- [Aim]
In the records below, find each line containing the word "provides" and copy it.

- [Data for processing]
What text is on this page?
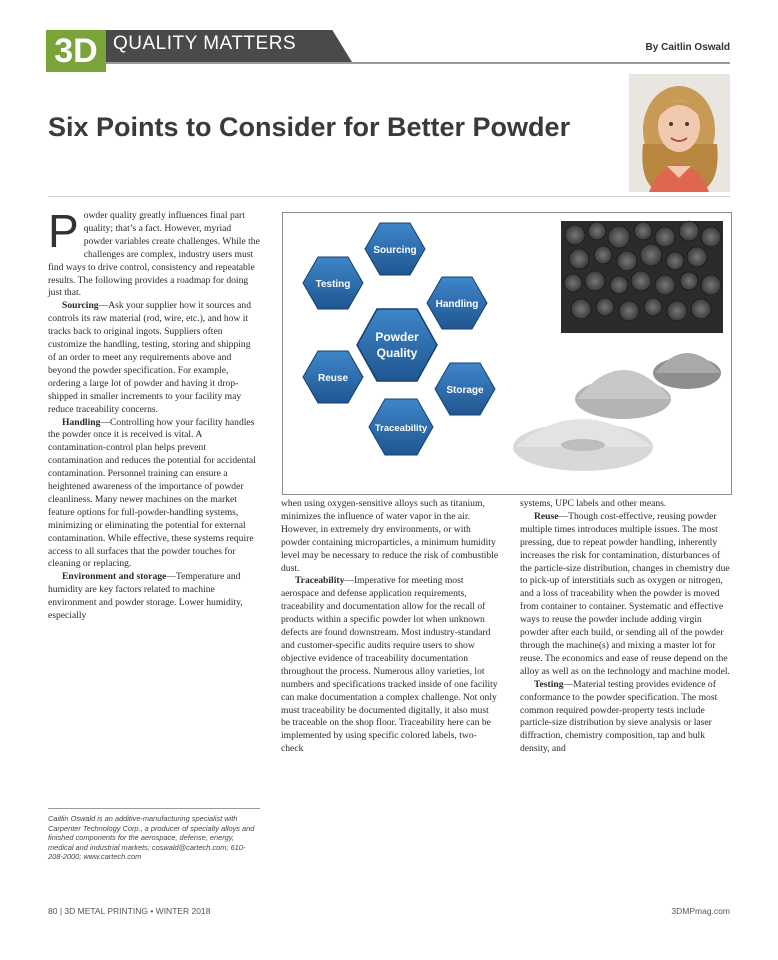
3D QUALITY MATTERS	By Caitlin Oswald
Six Points to Consider for Better Powder
Sourcing
Testing
Handling
Reuse
Storage
Traceability
Powder
Quality

Powder quality greatly influences final part quality; that’s a fact. However, myriad powder variables create challenges. While the challenges are complex, industry users must find ways to drive control, consistency and repeatable results. The following provides a roadmap for doing just that.

Sourcing—Ask your supplier how it sources and controls its raw material (rod, wire, etc.), and how it tracks back to original ingots. Suppliers often customize the handling, testing, storing and shipping of an order to meet any requirements above and beyond the powder specification. For example, ordering a large lot of powder and having it drop-shipped in smaller increments to your facility may reduce traceability concerns.

Handling—Controlling how your facility handles the powder once it is received is vital. A contamination-control plan helps prevent contamination and reduces the potential for accidental contamination. Personnel training can ensure a heightened awareness of the importance of powder cleanliness. Many newer machines on the market feature options for full-powder-handling systems, minimizing or eliminating the potential for external contamination. While effective, these systems require access to all surfaces that the powder touches for cleaning or replacing.

Environment and storage—Temperature and humidity are key factors related to machine environment and powder storage. Lower humidity, especially

when using oxygen-sensitive alloys such as titanium, minimizes the influence of water vapor in the air. However, in extremely dry environments, or with powder containing microparticles, a minimum humidity level may be necessary to reduce the risk of combustible dust.

Traceability—Imperative for meeting most aerospace and defense application requirements, traceability and documentation allow for the recall of products within a specific powder lot when unknown defects are found downstream. Most industry-standard and customer-specific audits require users to show objective evidence of traceability documentation throughout the process. Numerous alloy varieties, lot numbers and specifications tracked inside of one facility can make documentation a complex challenge. Not only must traceability be documented digitally, it also must be traceable on the shop floor. Traceability here can be implemented by using specific colored labels, two-check

systems, UPC labels and other means.

Reuse—Though cost-effective, reusing powder multiple times introduces multiple issues. The most pressing, due to repeat powder handling, inherently increases the risk for contamination, disturbances of the particle-size distribution, changes in chemistry due to pick-up of interstitials such as oxygen or nitrogen, and a loss of traceability when the powder is moved from container to container. Systematic and effective ways to reuse the powder include adding virgin powder after each build, or sending all of the powder through the machine(s) and mixing a master lot for reuse. The economics and ease of reuse depend on the alloy as well as on the technology and machine model.

Testing—Material testing provides evidence of conformance to the powder specification. The most common required powder-property tests include particle-size distribution by sieve analysis or laser diffraction, chemistry composition, tap and bulk density, and

Caitlin Oswald is an additive-manufacturing specialist with Carpenter Technology Corp., a producer of specialty alloys and finished components for the aerospace, defense, energy, medical and industrial markets; coswald@cartech.com; 610-208-2000; www.cartech.com
80 | 3D METAL PRINTING • WINTER 2018	3DMPmag.com
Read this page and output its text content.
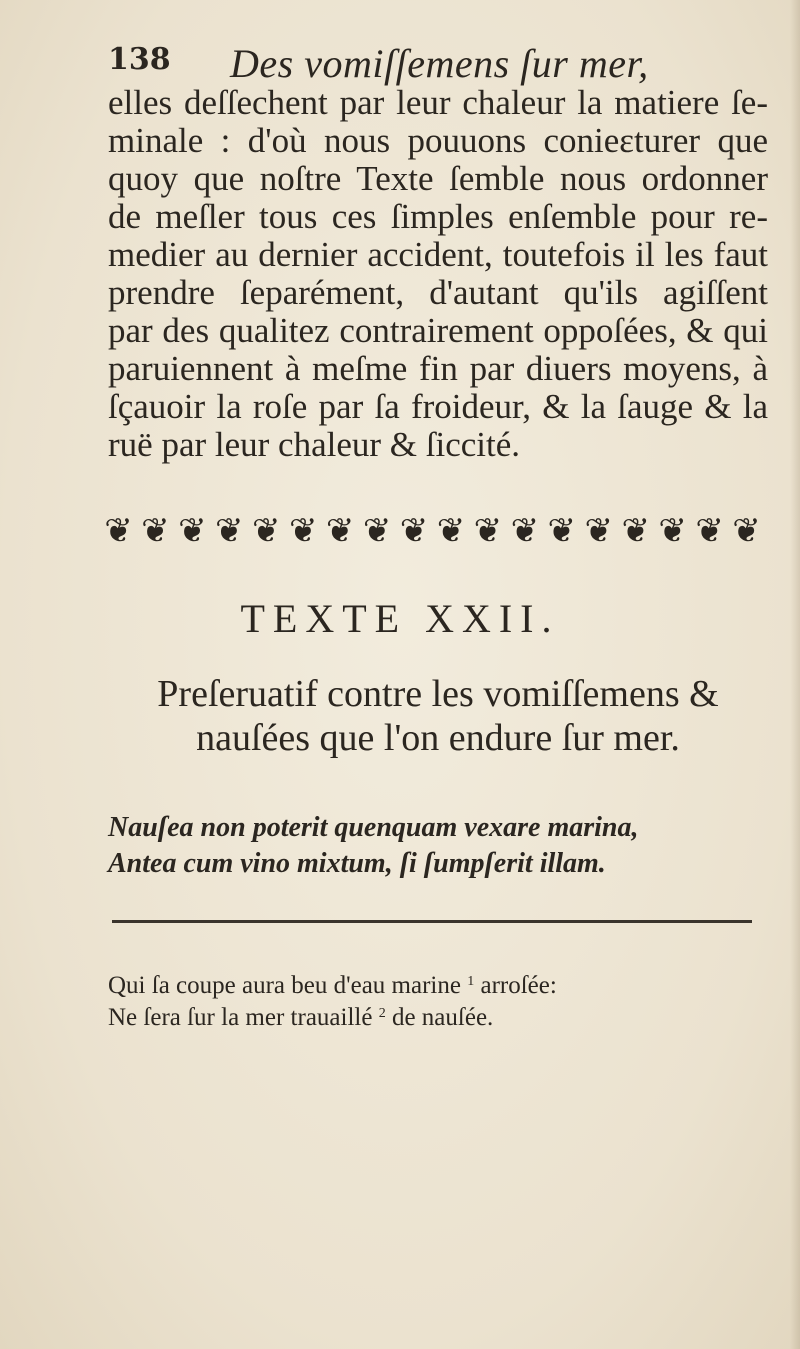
138 Des vomiſſemens ſur mer,
elles deſſechent par leur chaleur la matiere ſe-
minale : d'où nous pouuons conieɛturer que
quoy que noſtre Texte ſemble nous ordonner
de meſler tous ces ſimples enſemble pour re-
medier au dernier accident, toutefois il les faut
prendre ſeparément, d'autant qu'ils agiſſent
par des qualitez contrairement oppoſées, & qui
paruiennent à meſme fin par diuers moyens, à
ſçauoir la roſe par ſa froideur, & la ſauge & la
ruë par leur chaleur & ſiccité.
❦ ❦ ❦ ❦ ❦ ❦ ❦ ❦ ❦ ❦ ❦ ❦ ❦ ❦ ❦ ❦ ❦ ❦
TEXTE XXII.
Preſeruatif contre les vomiſſemens &
nauſées que l'on endure ſur mer.
Nauſea non poterit quenquam vexare marina,
Antea cum vino mixtum, ſi ſumpſerit illam.
Qui ſa coupe aura beu d'eau marine $^1$ arroſée:
Ne ſera ſur la mer trauaillé $^2$ de nauſée.
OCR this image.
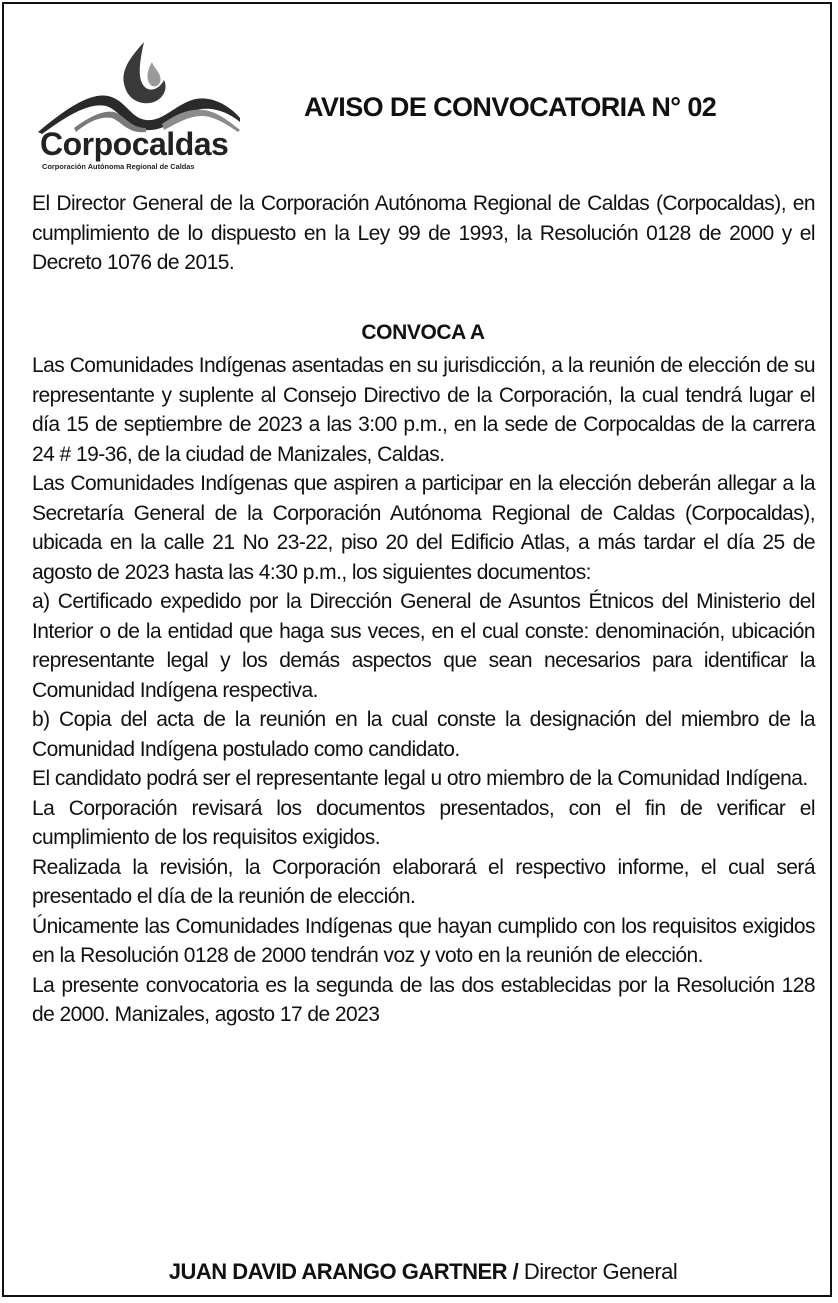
Corpocaldas
Corporación Autónoma Regional de Caldas
AVISO DE CONVOCATORIA N° 02

El Director General de la Corporación Autónoma Regional de Caldas (Corpocaldas), en cumplimiento de lo dispuesto en la Ley 99 de 1993, la Resolución 0128 de 2000 y el Decreto 1076 de 2015.

CONVOCA A

Las Comunidades Indígenas asentadas en su jurisdicción, a la reunión de elección de su representante y suplente al Consejo Directivo de la Corporación, la cual tendrá lugar el día 15 de septiembre de 2023 a las 3:00 p.m., en la sede de Corpocaldas de la carrera 24 # 19-36, de la ciudad de Manizales, Caldas.

Las Comunidades Indígenas que aspiren a participar en la elección deberán allegar a la Secretaría General de la Corporación Autónoma Regional de Caldas (Corpocaldas), ubicada en la calle 21 No 23-22, piso 20 del Edificio Atlas, a más tardar el día 25 de agosto de 2023 hasta las 4:30 p.m., los siguientes documentos:

a) Certificado expedido por la Dirección General de Asuntos Étnicos del Ministerio del Interior o de la entidad que haga sus veces, en el cual conste: denominación, ubicación representante legal y los demás aspectos que sean necesarios para identificar la Comunidad Indígena respectiva.

b) Copia del acta de la reunión en la cual conste la designación del miembro de la Comunidad Indígena postulado como candidato.

El candidato podrá ser el representante legal u otro miembro de la Comunidad Indígena.

La Corporación revisará los documentos presentados, con el fin de verificar el cumplimiento de los requisitos exigidos.

Realizada la revisión, la Corporación elaborará el respectivo informe, el cual será presentado el día de la reunión de elección.

Únicamente las Comunidades Indígenas que hayan cumplido con los requisitos exigidos en la Resolución 0128 de 2000 tendrán voz y voto en la reunión de elección.

La presente convocatoria es la segunda de las dos establecidas por la Resolución 128 de 2000. Manizales, agosto 17 de 2023

JUAN DAVID ARANGO GARTNER / Director General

- [Output for this exercise]
Powder quality greatly influences final part quality; that’s a fact. However, myriad powder variables create challenges. While the challenges are complex, industry users must find ways to drive control, consistency and repeatable results. The following provides a roadmap for doing just that.
Testing—Material testing provides evidence of conformance to the powder specification. The most common required powder-property tests include particle-size distribution by sieve analysis or laser diffraction, chemistry composition, tap and bulk density, and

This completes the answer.